--- start of Records to process ---
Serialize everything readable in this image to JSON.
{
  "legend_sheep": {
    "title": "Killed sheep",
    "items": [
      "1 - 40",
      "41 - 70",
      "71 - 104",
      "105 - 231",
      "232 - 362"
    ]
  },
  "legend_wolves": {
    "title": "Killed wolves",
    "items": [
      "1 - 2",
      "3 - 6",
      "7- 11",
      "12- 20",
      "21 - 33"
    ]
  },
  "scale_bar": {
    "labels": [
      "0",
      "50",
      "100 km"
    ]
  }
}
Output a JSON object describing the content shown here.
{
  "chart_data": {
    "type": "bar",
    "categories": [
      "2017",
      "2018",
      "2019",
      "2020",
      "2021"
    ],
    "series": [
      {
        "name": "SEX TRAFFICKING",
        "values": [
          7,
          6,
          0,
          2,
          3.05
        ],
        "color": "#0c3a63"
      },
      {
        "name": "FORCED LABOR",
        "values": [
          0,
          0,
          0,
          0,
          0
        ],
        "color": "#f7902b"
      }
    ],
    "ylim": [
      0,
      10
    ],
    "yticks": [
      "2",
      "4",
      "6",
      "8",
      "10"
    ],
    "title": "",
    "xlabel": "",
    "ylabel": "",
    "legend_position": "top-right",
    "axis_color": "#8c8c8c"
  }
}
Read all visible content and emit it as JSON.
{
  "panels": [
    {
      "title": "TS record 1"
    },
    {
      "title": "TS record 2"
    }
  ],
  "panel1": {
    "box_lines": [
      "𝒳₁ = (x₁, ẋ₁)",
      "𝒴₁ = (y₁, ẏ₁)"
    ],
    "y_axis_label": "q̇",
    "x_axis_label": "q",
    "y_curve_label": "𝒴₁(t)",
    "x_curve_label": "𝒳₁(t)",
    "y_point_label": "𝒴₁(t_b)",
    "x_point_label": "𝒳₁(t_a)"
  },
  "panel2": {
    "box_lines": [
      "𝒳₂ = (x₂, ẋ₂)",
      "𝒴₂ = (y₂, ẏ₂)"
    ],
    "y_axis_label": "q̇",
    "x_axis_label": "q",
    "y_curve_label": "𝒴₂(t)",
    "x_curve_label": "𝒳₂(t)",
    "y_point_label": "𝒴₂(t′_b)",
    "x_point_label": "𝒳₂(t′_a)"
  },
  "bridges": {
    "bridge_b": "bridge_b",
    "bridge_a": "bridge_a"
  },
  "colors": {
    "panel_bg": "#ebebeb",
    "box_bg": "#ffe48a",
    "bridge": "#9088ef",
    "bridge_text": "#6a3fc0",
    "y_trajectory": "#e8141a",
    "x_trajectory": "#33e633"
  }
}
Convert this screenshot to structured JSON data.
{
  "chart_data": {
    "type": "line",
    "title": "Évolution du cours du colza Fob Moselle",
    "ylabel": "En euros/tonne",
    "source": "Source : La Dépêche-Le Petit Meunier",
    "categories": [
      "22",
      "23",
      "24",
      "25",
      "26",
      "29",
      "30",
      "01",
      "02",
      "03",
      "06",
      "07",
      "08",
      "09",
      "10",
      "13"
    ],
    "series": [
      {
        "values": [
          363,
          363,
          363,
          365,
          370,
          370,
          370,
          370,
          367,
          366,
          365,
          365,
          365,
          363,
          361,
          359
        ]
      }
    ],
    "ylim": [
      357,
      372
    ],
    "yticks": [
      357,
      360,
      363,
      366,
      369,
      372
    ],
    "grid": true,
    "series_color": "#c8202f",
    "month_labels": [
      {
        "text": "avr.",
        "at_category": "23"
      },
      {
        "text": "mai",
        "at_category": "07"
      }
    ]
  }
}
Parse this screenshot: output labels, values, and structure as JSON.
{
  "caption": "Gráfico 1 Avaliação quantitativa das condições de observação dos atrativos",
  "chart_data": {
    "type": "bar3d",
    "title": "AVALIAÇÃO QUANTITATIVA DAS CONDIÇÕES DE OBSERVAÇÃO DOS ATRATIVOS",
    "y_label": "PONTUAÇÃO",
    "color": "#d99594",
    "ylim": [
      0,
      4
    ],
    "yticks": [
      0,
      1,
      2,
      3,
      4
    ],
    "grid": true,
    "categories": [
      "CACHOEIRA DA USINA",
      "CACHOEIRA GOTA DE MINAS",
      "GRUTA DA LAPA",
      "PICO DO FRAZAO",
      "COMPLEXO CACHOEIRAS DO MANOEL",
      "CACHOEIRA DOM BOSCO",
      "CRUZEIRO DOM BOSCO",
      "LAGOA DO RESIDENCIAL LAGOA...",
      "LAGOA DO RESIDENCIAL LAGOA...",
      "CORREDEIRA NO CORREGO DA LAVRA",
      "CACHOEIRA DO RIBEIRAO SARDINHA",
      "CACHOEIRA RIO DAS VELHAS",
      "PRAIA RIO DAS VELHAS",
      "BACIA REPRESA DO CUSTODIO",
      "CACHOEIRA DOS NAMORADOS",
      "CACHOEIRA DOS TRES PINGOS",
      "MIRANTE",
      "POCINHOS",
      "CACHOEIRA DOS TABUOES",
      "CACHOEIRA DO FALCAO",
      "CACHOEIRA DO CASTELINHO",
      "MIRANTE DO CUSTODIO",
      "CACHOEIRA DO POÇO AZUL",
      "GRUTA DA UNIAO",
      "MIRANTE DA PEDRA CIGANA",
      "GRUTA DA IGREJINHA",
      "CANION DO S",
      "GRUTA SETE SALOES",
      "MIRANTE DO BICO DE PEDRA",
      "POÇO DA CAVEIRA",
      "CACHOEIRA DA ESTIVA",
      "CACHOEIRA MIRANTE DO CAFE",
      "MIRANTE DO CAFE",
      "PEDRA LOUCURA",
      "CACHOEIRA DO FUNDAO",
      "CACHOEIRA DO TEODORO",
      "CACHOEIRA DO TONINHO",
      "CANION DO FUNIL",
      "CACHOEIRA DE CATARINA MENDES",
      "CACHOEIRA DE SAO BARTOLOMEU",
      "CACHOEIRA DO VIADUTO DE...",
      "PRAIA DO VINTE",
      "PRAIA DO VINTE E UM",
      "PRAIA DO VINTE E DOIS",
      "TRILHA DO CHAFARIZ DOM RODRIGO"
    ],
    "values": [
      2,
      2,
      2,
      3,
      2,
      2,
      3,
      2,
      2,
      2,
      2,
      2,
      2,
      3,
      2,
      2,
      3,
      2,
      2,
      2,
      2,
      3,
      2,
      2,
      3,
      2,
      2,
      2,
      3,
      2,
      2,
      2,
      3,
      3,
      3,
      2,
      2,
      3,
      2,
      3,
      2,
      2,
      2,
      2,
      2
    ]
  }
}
--- end of Records to process ---
▸ **Work instructions**:
Scan the material for lines with the word "VELHAS", and copy each line you find.

▸ **Written reply**:
      "CACHOEIRA RIO DAS VELHAS",
      "PRAIA RIO DAS VELHAS",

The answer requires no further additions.